INFORMATION SUPPLIED

■ ■ ■ ■ ■

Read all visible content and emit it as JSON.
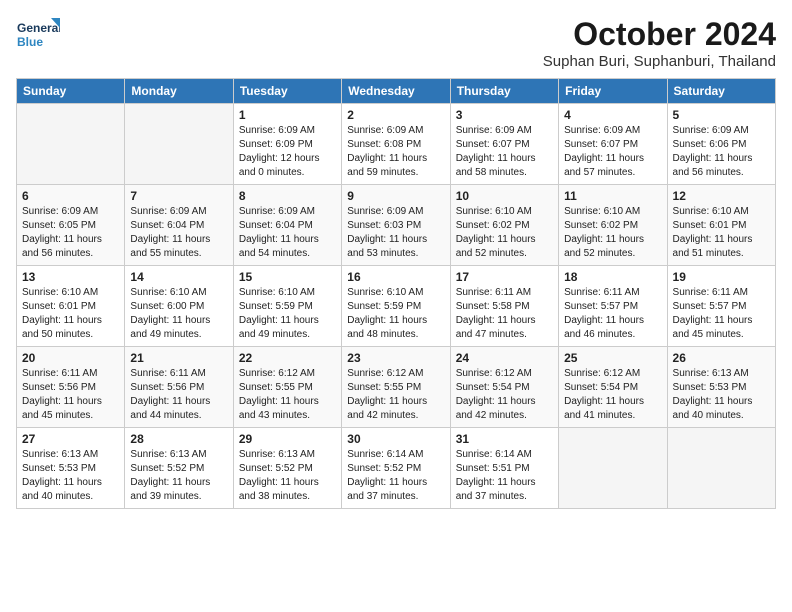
{
  "header": {
    "logo_line1": "General",
    "logo_line2": "Blue",
    "month": "October 2024",
    "location": "Suphan Buri, Suphanburi, Thailand"
  },
  "weekdays": [
    "Sunday",
    "Monday",
    "Tuesday",
    "Wednesday",
    "Thursday",
    "Friday",
    "Saturday"
  ],
  "weeks": [
    [
      {
        "day": "",
        "empty": true
      },
      {
        "day": "",
        "empty": true
      },
      {
        "day": "1",
        "sunrise": "Sunrise: 6:09 AM",
        "sunset": "Sunset: 6:09 PM",
        "daylight": "Daylight: 12 hours and 0 minutes."
      },
      {
        "day": "2",
        "sunrise": "Sunrise: 6:09 AM",
        "sunset": "Sunset: 6:08 PM",
        "daylight": "Daylight: 11 hours and 59 minutes."
      },
      {
        "day": "3",
        "sunrise": "Sunrise: 6:09 AM",
        "sunset": "Sunset: 6:07 PM",
        "daylight": "Daylight: 11 hours and 58 minutes."
      },
      {
        "day": "4",
        "sunrise": "Sunrise: 6:09 AM",
        "sunset": "Sunset: 6:07 PM",
        "daylight": "Daylight: 11 hours and 57 minutes."
      },
      {
        "day": "5",
        "sunrise": "Sunrise: 6:09 AM",
        "sunset": "Sunset: 6:06 PM",
        "daylight": "Daylight: 11 hours and 56 minutes."
      }
    ],
    [
      {
        "day": "6",
        "sunrise": "Sunrise: 6:09 AM",
        "sunset": "Sunset: 6:05 PM",
        "daylight": "Daylight: 11 hours and 56 minutes."
      },
      {
        "day": "7",
        "sunrise": "Sunrise: 6:09 AM",
        "sunset": "Sunset: 6:04 PM",
        "daylight": "Daylight: 11 hours and 55 minutes."
      },
      {
        "day": "8",
        "sunrise": "Sunrise: 6:09 AM",
        "sunset": "Sunset: 6:04 PM",
        "daylight": "Daylight: 11 hours and 54 minutes."
      },
      {
        "day": "9",
        "sunrise": "Sunrise: 6:09 AM",
        "sunset": "Sunset: 6:03 PM",
        "daylight": "Daylight: 11 hours and 53 minutes."
      },
      {
        "day": "10",
        "sunrise": "Sunrise: 6:10 AM",
        "sunset": "Sunset: 6:02 PM",
        "daylight": "Daylight: 11 hours and 52 minutes."
      },
      {
        "day": "11",
        "sunrise": "Sunrise: 6:10 AM",
        "sunset": "Sunset: 6:02 PM",
        "daylight": "Daylight: 11 hours and 52 minutes."
      },
      {
        "day": "12",
        "sunrise": "Sunrise: 6:10 AM",
        "sunset": "Sunset: 6:01 PM",
        "daylight": "Daylight: 11 hours and 51 minutes."
      }
    ],
    [
      {
        "day": "13",
        "sunrise": "Sunrise: 6:10 AM",
        "sunset": "Sunset: 6:01 PM",
        "daylight": "Daylight: 11 hours and 50 minutes."
      },
      {
        "day": "14",
        "sunrise": "Sunrise: 6:10 AM",
        "sunset": "Sunset: 6:00 PM",
        "daylight": "Daylight: 11 hours and 49 minutes."
      },
      {
        "day": "15",
        "sunrise": "Sunrise: 6:10 AM",
        "sunset": "Sunset: 5:59 PM",
        "daylight": "Daylight: 11 hours and 49 minutes."
      },
      {
        "day": "16",
        "sunrise": "Sunrise: 6:10 AM",
        "sunset": "Sunset: 5:59 PM",
        "daylight": "Daylight: 11 hours and 48 minutes."
      },
      {
        "day": "17",
        "sunrise": "Sunrise: 6:11 AM",
        "sunset": "Sunset: 5:58 PM",
        "daylight": "Daylight: 11 hours and 47 minutes."
      },
      {
        "day": "18",
        "sunrise": "Sunrise: 6:11 AM",
        "sunset": "Sunset: 5:57 PM",
        "daylight": "Daylight: 11 hours and 46 minutes."
      },
      {
        "day": "19",
        "sunrise": "Sunrise: 6:11 AM",
        "sunset": "Sunset: 5:57 PM",
        "daylight": "Daylight: 11 hours and 45 minutes."
      }
    ],
    [
      {
        "day": "20",
        "sunrise": "Sunrise: 6:11 AM",
        "sunset": "Sunset: 5:56 PM",
        "daylight": "Daylight: 11 hours and 45 minutes."
      },
      {
        "day": "21",
        "sunrise": "Sunrise: 6:11 AM",
        "sunset": "Sunset: 5:56 PM",
        "daylight": "Daylight: 11 hours and 44 minutes."
      },
      {
        "day": "22",
        "sunrise": "Sunrise: 6:12 AM",
        "sunset": "Sunset: 5:55 PM",
        "daylight": "Daylight: 11 hours and 43 minutes."
      },
      {
        "day": "23",
        "sunrise": "Sunrise: 6:12 AM",
        "sunset": "Sunset: 5:55 PM",
        "daylight": "Daylight: 11 hours and 42 minutes."
      },
      {
        "day": "24",
        "sunrise": "Sunrise: 6:12 AM",
        "sunset": "Sunset: 5:54 PM",
        "daylight": "Daylight: 11 hours and 42 minutes."
      },
      {
        "day": "25",
        "sunrise": "Sunrise: 6:12 AM",
        "sunset": "Sunset: 5:54 PM",
        "daylight": "Daylight: 11 hours and 41 minutes."
      },
      {
        "day": "26",
        "sunrise": "Sunrise: 6:13 AM",
        "sunset": "Sunset: 5:53 PM",
        "daylight": "Daylight: 11 hours and 40 minutes."
      }
    ],
    [
      {
        "day": "27",
        "sunrise": "Sunrise: 6:13 AM",
        "sunset": "Sunset: 5:53 PM",
        "daylight": "Daylight: 11 hours and 40 minutes."
      },
      {
        "day": "28",
        "sunrise": "Sunrise: 6:13 AM",
        "sunset": "Sunset: 5:52 PM",
        "daylight": "Daylight: 11 hours and 39 minutes."
      },
      {
        "day": "29",
        "sunrise": "Sunrise: 6:13 AM",
        "sunset": "Sunset: 5:52 PM",
        "daylight": "Daylight: 11 hours and 38 minutes."
      },
      {
        "day": "30",
        "sunrise": "Sunrise: 6:14 AM",
        "sunset": "Sunset: 5:52 PM",
        "daylight": "Daylight: 11 hours and 37 minutes."
      },
      {
        "day": "31",
        "sunrise": "Sunrise: 6:14 AM",
        "sunset": "Sunset: 5:51 PM",
        "daylight": "Daylight: 11 hours and 37 minutes."
      },
      {
        "day": "",
        "empty": true
      },
      {
        "day": "",
        "empty": true
      }
    ]
  ]
}
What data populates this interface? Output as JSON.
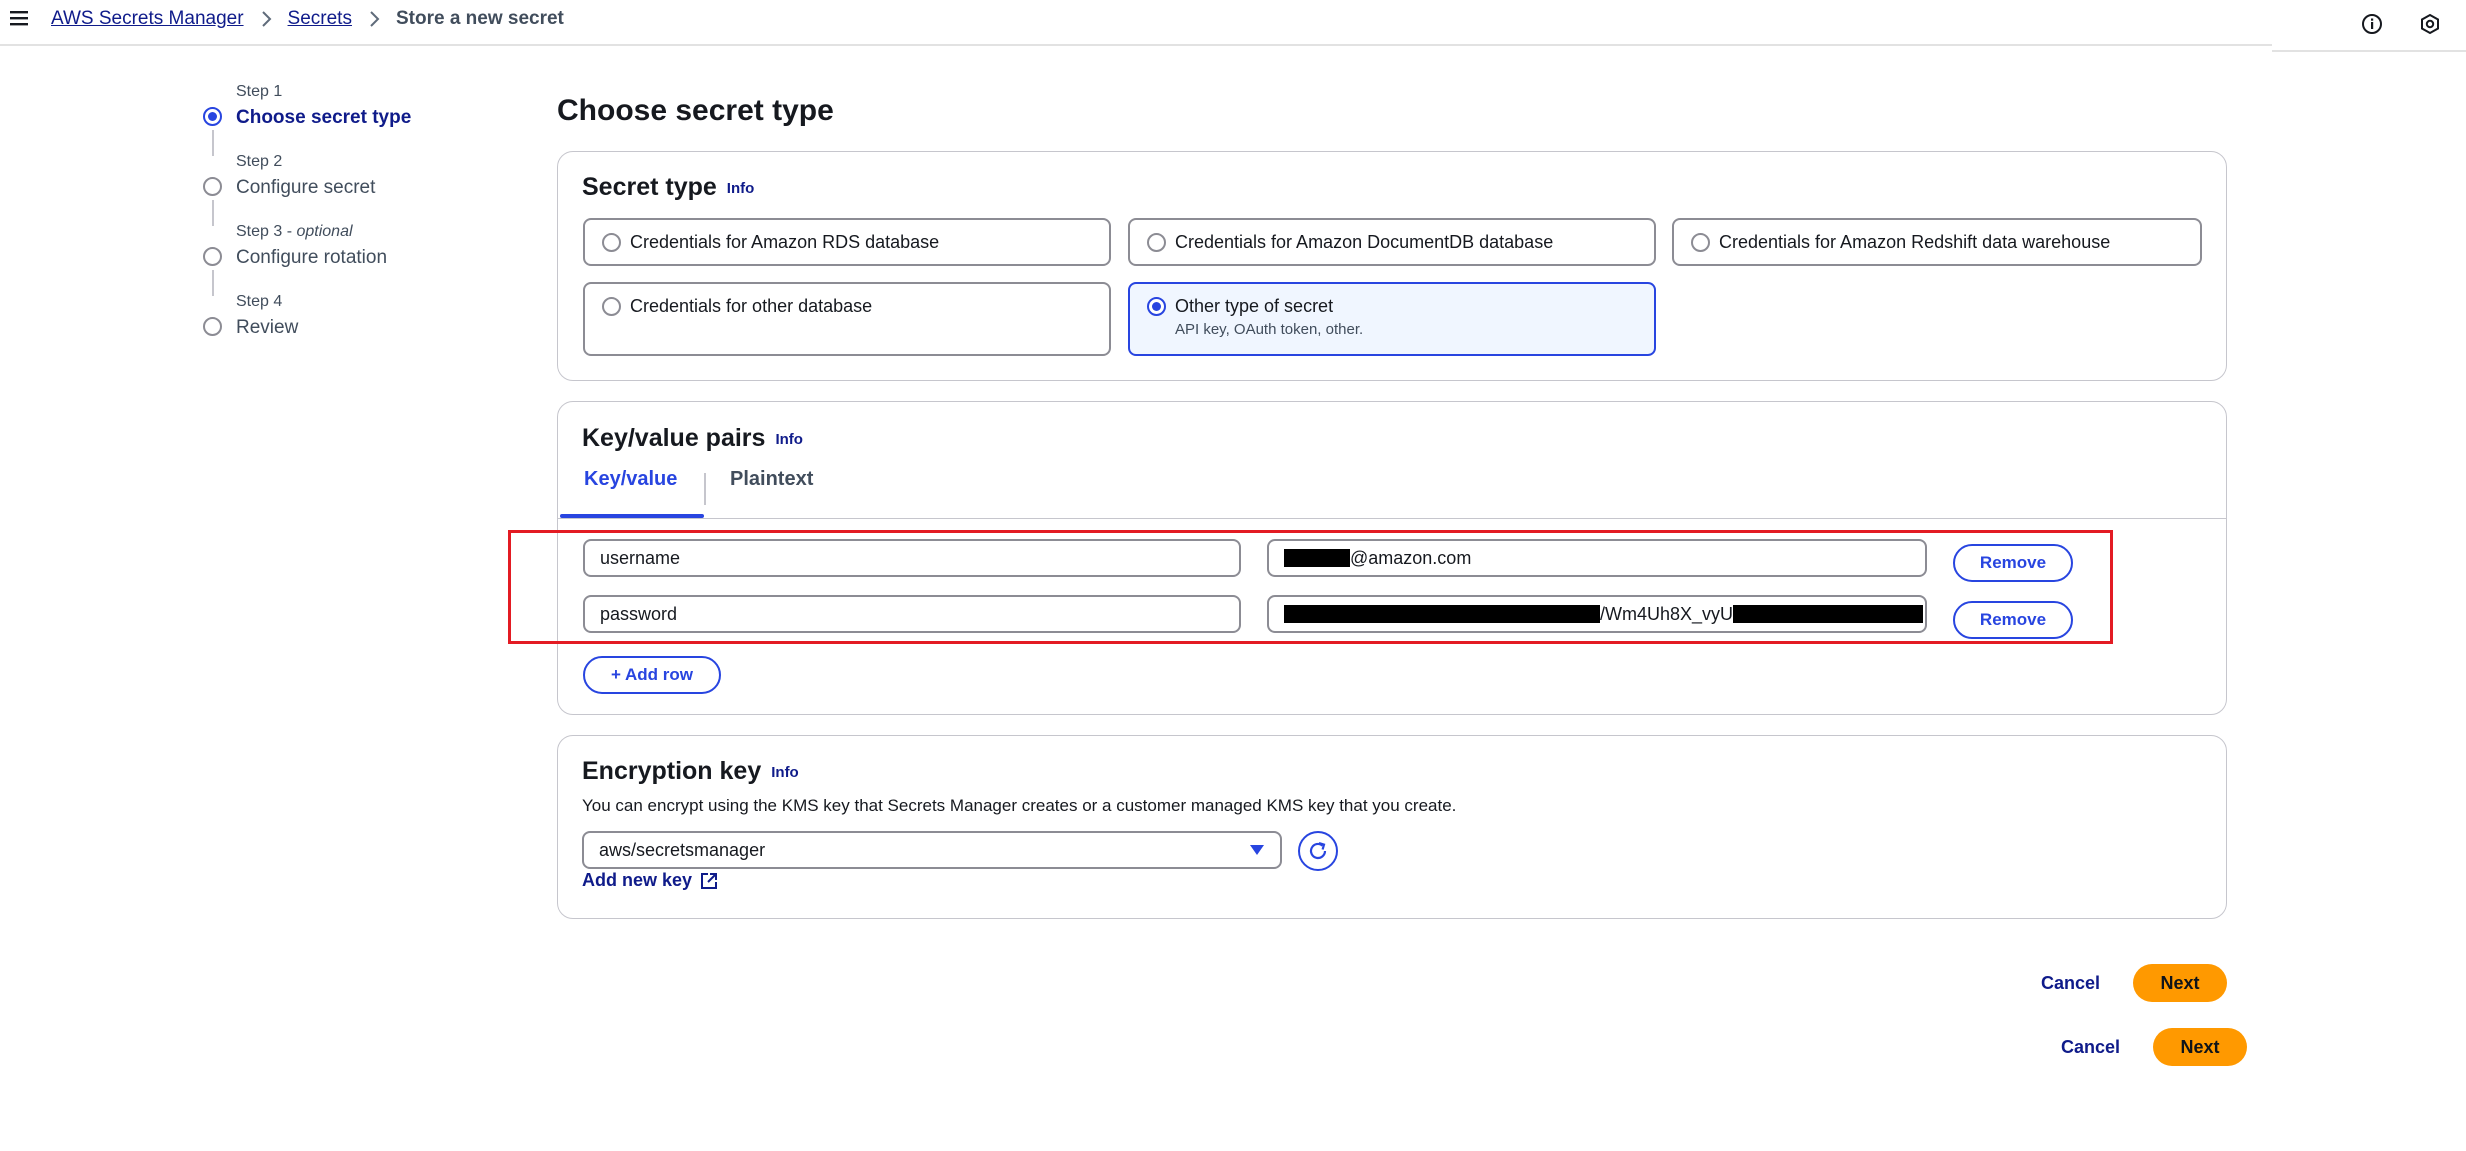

■ ■ ■ ■ ■

EXERCISE DETAILS
Print the entries above exactly, taking out only the pictures.

EXPECTED OUTPUT
Read all visible content and emit it as JSON.
{
  "header": {
    "logo_line1": "General",
    "logo_line2": "Blue",
    "month": "October 2024",
    "location": "Suphan Buri, Suphanburi, Thailand"
  },
  "weekdays": [
    "Sunday",
    "Monday",
    "Tuesday",
    "Wednesday",
    "Thursday",
    "Friday",
    "Saturday"
  ],
  "weeks": [
    [
      {
        "day": "",
        "empty": true
      },
      {
        "day": "",
        "empty": true
      },
      {
        "day": "1",
        "sunrise": "Sunrise: 6:09 AM",
        "sunset": "Sunset: 6:09 PM",
        "daylight": "Daylight: 12 hours and 0 minutes."
      },
      {
        "day": "2",
        "sunrise": "Sunrise: 6:09 AM",
        "sunset": "Sunset: 6:08 PM",
        "daylight": "Daylight: 11 hours and 59 minutes."
      },
      {
        "day": "3",
        "sunrise": "Sunrise: 6:09 AM",
        "sunset": "Sunset: 6:07 PM",
        "daylight": "Daylight: 11 hours and 58 minutes."
      },
      {
        "day": "4",
        "sunrise": "Sunrise: 6:09 AM",
        "sunset": "Sunset: 6:07 PM",
        "daylight": "Daylight: 11 hours and 57 minutes."
      },
      {
        "day": "5",
        "sunrise": "Sunrise: 6:09 AM",
        "sunset": "Sunset: 6:06 PM",
        "daylight": "Daylight: 11 hours and 56 minutes."
      }
    ],
    [
      {
        "day": "6",
        "sunrise": "Sunrise: 6:09 AM",
        "sunset": "Sunset: 6:05 PM",
        "daylight": "Daylight: 11 hours and 56 minutes."
      },
      {
        "day": "7",
        "sunrise": "Sunrise: 6:09 AM",
        "sunset": "Sunset: 6:04 PM",
        "daylight": "Daylight: 11 hours and 55 minutes."
      },
      {
        "day": "8",
        "sunrise": "Sunrise: 6:09 AM",
        "sunset": "Sunset: 6:04 PM",
        "daylight": "Daylight: 11 hours and 54 minutes."
      },
      {
        "day": "9",
        "sunrise": "Sunrise: 6:09 AM",
        "sunset": "Sunset: 6:03 PM",
        "daylight": "Daylight: 11 hours and 53 minutes."
      },
      {
        "day": "10",
        "sunrise": "Sunrise: 6:10 AM",
        "sunset": "Sunset: 6:02 PM",
        "daylight": "Daylight: 11 hours and 52 minutes."
      },
      {
        "day": "11",
        "sunrise": "Sunrise: 6:10 AM",
        "sunset": "Sunset: 6:02 PM",
        "daylight": "Daylight: 11 hours and 52 minutes."
      },
      {
        "day": "12",
        "sunrise": "Sunrise: 6:10 AM",
        "sunset": "Sunset: 6:01 PM",
        "daylight": "Daylight: 11 hours and 51 minutes."
      }
    ],
    [
      {
        "day": "13",
        "sunrise": "Sunrise: 6:10 AM",
        "sunset": "Sunset: 6:01 PM",
        "daylight": "Daylight: 11 hours and 50 minutes."
      },
      {
        "day": "14",
        "sunrise": "Sunrise: 6:10 AM",
        "sunset": "Sunset: 6:00 PM",
        "daylight": "Daylight: 11 hours and 49 minutes."
      },
      {
        "day": "15",
        "sunrise": "Sunrise: 6:10 AM",
        "sunset": "Sunset: 5:59 PM",
        "daylight": "Daylight: 11 hours and 49 minutes."
      },
      {
        "day": "16",
        "sunrise": "Sunrise: 6:10 AM",
        "sunset": "Sunset: 5:59 PM",
        "daylight": "Daylight: 11 hours and 48 minutes."
      },
      {
        "day": "17",
        "sunrise": "Sunrise: 6:11 AM",
        "sunset": "Sunset: 5:58 PM",
        "daylight": "Daylight: 11 hours and 47 minutes."
      },
      {
        "day": "18",
        "sunrise": "Sunrise: 6:11 AM",
        "sunset": "Sunset: 5:57 PM",
        "daylight": "Daylight: 11 hours and 46 minutes."
      },
      {
        "day": "19",
        "sunrise": "Sunrise: 6:11 AM",
        "sunset": "Sunset: 5:57 PM",
        "daylight": "Daylight: 11 hours and 45 minutes."
      }
    ],
    [
      {
        "day": "20",
        "sunrise": "Sunrise: 6:11 AM",
        "sunset": "Sunset: 5:56 PM",
        "daylight": "Daylight: 11 hours and 45 minutes."
      },
      {
        "day": "21",
        "sunrise": "Sunrise: 6:11 AM",
        "sunset": "Sunset: 5:56 PM",
        "daylight": "Daylight: 11 hours and 44 minutes."
      },
      {
        "day": "22",
        "sunrise": "Sunrise: 6:12 AM",
        "sunset": "Sunset: 5:55 PM",
        "daylight": "Daylight: 11 hours and 43 minutes."
      },
      {
        "day": "23",
        "sunrise": "Sunrise: 6:12 AM",
        "sunset": "Sunset: 5:55 PM",
        "daylight": "Daylight: 11 hours and 42 minutes."
      },
      {
        "day": "24",
        "sunrise": "Sunrise: 6:12 AM",
        "sunset": "Sunset: 5:54 PM",
        "daylight": "Daylight: 11 hours and 42 minutes."
      },
      {
        "day": "25",
        "sunrise": "Sunrise: 6:12 AM",
        "sunset": "Sunset: 5:54 PM",
        "daylight": "Daylight: 11 hours and 41 minutes."
      },
      {
        "day": "26",
        "sunrise": "Sunrise: 6:13 AM",
        "sunset": "Sunset: 5:53 PM",
        "daylight": "Daylight: 11 hours and 40 minutes."
      }
    ],
    [
      {
        "day": "27",
        "sunrise": "Sunrise: 6:13 AM",
        "sunset": "Sunset: 5:53 PM",
        "daylight": "Daylight: 11 hours and 40 minutes."
      },
      {
        "day": "28",
        "sunrise": "Sunrise: 6:13 AM",
        "sunset": "Sunset: 5:52 PM",
        "daylight": "Daylight: 11 hours and 39 minutes."
      },
      {
        "day": "29",
        "sunrise": "Sunrise: 6:13 AM",
        "sunset": "Sunset: 5:52 PM",
        "daylight": "Daylight: 11 hours and 38 minutes."
      },
      {
        "day": "30",
        "sunrise": "Sunrise: 6:14 AM",
        "sunset": "Sunset: 5:52 PM",
        "daylight": "Daylight: 11 hours and 37 minutes."
      },
      {
        "day": "31",
        "sunrise": "Sunrise: 6:14 AM",
        "sunset": "Sunset: 5:51 PM",
        "daylight": "Daylight: 11 hours and 37 minutes."
      },
      {
        "day": "",
        "empty": true
      },
      {
        "day": "",
        "empty": true
      }
    ]
  ]
}
What data populates this interface? Output as JSON.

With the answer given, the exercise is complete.